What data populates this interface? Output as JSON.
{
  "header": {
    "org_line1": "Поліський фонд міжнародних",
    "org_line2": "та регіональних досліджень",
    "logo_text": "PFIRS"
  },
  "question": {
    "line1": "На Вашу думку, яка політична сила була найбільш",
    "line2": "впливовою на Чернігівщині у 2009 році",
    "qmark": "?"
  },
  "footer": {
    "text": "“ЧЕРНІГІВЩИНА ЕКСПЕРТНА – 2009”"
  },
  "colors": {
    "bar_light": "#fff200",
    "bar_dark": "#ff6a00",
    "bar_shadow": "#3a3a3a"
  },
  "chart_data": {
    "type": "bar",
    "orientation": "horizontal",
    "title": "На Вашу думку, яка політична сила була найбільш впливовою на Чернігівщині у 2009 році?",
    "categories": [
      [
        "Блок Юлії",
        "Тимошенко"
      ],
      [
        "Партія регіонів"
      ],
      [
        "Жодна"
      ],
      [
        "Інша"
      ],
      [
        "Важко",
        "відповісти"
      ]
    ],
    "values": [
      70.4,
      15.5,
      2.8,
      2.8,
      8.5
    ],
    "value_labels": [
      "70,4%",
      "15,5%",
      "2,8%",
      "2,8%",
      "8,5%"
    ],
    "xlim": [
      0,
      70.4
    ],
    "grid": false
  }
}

▬▬▬▬▬▬

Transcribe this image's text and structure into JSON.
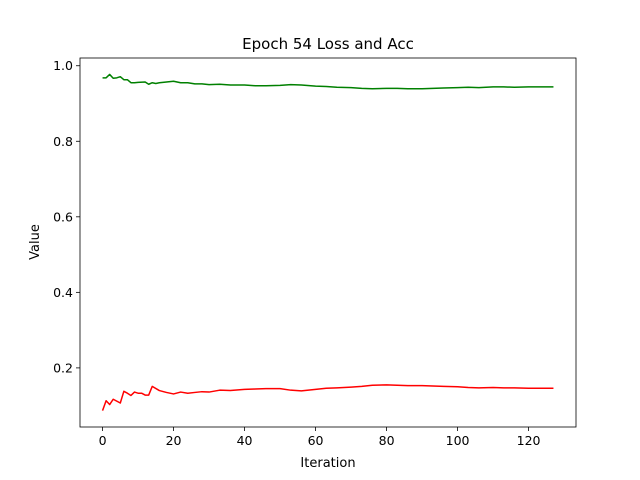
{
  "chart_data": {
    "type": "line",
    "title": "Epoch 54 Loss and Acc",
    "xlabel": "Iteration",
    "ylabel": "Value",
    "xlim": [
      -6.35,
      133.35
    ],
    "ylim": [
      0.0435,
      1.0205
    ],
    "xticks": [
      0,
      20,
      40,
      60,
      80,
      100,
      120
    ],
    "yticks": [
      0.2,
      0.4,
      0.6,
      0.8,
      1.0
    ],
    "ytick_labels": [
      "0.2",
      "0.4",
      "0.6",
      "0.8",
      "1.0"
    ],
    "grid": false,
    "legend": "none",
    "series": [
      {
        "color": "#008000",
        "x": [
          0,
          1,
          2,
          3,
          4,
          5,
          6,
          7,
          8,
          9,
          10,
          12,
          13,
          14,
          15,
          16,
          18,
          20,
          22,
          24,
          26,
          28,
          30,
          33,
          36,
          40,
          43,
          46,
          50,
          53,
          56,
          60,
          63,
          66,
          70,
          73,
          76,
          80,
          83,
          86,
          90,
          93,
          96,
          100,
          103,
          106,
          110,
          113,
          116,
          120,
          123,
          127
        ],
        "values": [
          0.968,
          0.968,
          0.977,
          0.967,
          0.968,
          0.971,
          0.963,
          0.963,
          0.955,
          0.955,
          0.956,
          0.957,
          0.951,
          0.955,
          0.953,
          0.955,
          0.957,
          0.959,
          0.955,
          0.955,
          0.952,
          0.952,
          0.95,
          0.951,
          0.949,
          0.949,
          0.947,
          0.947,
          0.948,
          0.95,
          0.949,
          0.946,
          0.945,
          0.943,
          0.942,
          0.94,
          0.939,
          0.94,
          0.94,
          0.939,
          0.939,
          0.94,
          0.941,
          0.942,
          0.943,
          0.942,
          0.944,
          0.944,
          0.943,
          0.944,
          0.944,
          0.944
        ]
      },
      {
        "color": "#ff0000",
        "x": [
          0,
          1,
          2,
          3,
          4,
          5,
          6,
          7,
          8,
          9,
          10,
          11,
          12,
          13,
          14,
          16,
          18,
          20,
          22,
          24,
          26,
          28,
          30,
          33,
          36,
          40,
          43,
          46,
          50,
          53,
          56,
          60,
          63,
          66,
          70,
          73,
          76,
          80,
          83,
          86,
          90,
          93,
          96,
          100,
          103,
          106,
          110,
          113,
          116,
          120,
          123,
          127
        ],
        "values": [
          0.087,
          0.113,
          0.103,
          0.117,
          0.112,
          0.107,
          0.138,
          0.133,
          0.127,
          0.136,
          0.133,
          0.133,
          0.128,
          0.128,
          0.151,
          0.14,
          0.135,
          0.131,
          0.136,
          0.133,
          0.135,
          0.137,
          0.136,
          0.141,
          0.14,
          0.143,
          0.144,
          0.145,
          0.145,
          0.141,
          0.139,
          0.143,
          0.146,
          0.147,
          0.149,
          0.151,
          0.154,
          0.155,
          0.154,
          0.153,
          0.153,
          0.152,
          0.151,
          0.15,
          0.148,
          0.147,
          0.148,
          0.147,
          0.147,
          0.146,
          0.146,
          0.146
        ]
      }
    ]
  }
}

▬▬▬▬▬▬

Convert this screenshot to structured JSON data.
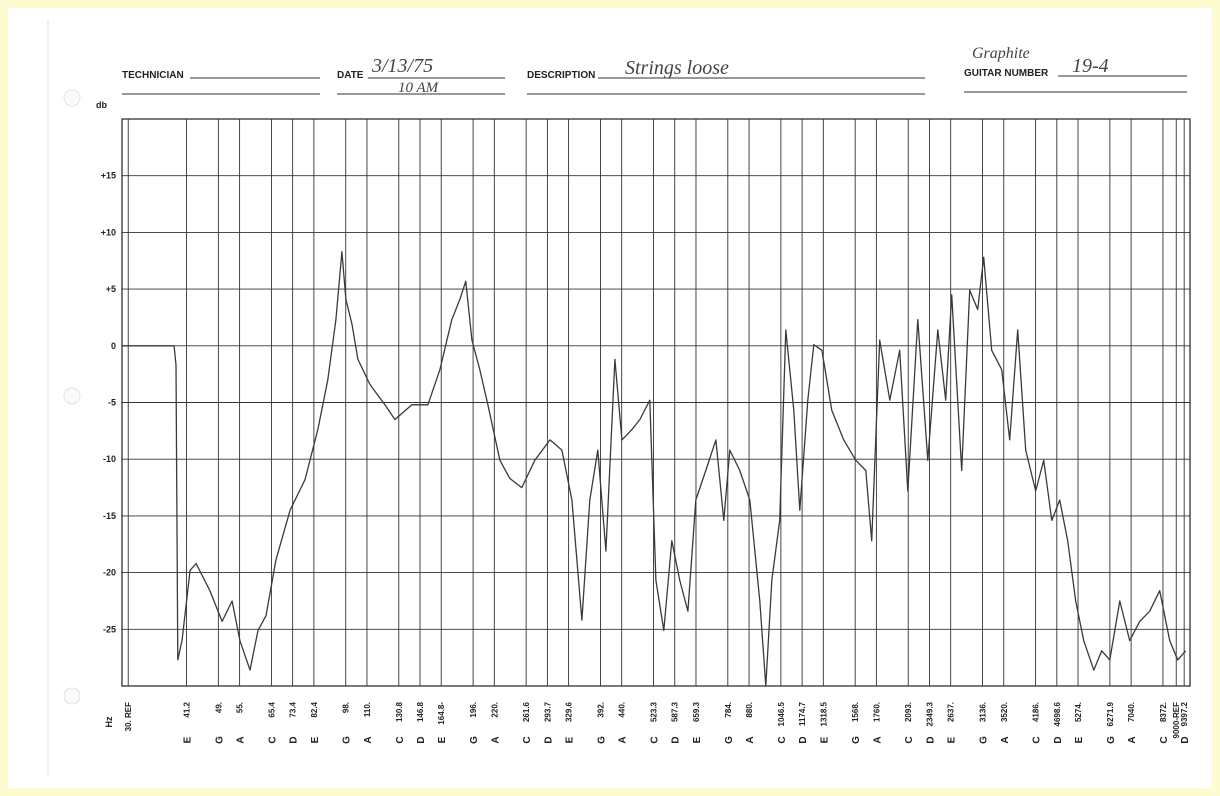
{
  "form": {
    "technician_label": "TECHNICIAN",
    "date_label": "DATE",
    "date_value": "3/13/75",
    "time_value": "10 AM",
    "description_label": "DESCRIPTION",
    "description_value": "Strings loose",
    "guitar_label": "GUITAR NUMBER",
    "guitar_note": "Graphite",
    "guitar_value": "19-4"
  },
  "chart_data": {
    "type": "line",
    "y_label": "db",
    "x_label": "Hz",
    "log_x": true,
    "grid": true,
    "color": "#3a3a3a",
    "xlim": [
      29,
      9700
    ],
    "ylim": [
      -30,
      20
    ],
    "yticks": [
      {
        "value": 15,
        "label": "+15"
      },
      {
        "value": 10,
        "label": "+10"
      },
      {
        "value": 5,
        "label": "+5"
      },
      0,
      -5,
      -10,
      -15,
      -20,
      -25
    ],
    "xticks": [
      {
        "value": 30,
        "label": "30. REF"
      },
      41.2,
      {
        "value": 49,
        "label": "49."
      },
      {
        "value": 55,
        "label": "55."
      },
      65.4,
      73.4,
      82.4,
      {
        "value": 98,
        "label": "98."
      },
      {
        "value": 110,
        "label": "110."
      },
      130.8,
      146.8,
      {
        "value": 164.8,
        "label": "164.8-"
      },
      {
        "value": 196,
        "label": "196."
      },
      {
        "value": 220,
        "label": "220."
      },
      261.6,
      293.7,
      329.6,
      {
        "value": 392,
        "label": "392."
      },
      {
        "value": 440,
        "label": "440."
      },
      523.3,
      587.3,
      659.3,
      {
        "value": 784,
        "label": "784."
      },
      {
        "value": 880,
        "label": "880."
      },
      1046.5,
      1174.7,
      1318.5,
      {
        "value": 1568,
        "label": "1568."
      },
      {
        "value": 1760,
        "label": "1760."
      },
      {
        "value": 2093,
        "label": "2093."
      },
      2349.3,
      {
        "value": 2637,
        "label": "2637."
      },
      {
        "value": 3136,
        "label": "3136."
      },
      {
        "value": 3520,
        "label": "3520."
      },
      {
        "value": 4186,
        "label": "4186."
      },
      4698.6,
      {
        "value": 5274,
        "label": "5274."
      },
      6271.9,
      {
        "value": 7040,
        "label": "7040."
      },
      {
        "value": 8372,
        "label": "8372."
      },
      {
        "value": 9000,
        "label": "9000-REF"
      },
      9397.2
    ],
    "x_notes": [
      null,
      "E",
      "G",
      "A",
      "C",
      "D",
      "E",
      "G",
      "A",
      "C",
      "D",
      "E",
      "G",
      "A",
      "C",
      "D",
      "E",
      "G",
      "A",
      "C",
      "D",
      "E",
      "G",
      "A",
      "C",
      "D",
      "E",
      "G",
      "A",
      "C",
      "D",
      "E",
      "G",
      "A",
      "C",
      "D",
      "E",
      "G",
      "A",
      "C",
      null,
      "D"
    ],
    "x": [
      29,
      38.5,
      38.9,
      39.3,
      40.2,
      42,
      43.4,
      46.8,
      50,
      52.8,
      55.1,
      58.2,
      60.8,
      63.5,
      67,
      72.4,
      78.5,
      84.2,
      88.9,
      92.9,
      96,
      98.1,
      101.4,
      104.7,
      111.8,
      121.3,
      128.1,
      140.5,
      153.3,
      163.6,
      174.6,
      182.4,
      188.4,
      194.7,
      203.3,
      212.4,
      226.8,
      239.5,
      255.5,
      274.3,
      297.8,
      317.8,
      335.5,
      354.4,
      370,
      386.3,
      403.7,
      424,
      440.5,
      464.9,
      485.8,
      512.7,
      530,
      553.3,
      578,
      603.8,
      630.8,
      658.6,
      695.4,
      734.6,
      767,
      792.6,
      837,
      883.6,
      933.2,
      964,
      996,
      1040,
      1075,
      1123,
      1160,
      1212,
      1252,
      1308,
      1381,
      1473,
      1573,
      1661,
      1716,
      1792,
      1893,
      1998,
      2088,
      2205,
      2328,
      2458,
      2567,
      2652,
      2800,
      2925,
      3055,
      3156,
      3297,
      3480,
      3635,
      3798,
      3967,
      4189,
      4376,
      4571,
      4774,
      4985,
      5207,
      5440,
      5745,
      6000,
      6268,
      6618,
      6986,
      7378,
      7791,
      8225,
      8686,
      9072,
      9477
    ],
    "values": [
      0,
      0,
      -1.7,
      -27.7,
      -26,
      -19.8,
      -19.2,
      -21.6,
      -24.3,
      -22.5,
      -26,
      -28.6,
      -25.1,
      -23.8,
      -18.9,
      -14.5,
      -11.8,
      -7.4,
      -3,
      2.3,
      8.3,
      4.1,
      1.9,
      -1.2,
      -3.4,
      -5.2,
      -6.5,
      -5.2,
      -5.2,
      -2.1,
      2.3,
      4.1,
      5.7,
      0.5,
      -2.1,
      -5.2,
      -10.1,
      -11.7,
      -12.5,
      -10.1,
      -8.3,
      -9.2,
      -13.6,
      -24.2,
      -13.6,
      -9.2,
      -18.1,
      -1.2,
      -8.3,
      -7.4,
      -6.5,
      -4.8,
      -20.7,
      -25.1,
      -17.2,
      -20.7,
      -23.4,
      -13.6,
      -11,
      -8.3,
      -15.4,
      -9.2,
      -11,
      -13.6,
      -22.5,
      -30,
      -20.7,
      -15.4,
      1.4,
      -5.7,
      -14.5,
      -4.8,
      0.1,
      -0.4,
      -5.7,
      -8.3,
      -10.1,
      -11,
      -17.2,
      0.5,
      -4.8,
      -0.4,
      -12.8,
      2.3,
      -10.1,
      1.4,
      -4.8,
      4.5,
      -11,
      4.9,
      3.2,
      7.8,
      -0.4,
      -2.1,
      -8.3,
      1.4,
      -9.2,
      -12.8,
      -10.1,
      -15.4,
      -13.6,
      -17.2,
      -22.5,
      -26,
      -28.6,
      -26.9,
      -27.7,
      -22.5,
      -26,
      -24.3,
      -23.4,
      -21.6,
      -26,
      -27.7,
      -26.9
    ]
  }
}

▬▬▬▬▬▬

_Job_. Find the lines holding "була" and list every one.

_Complete answer_.
    "line1": "На Вашу думку, яка політична сила була найбільш",
    "title": "На Вашу думку, яка політична сила була найбільш впливовою на Чернігівщині у 2009 році?",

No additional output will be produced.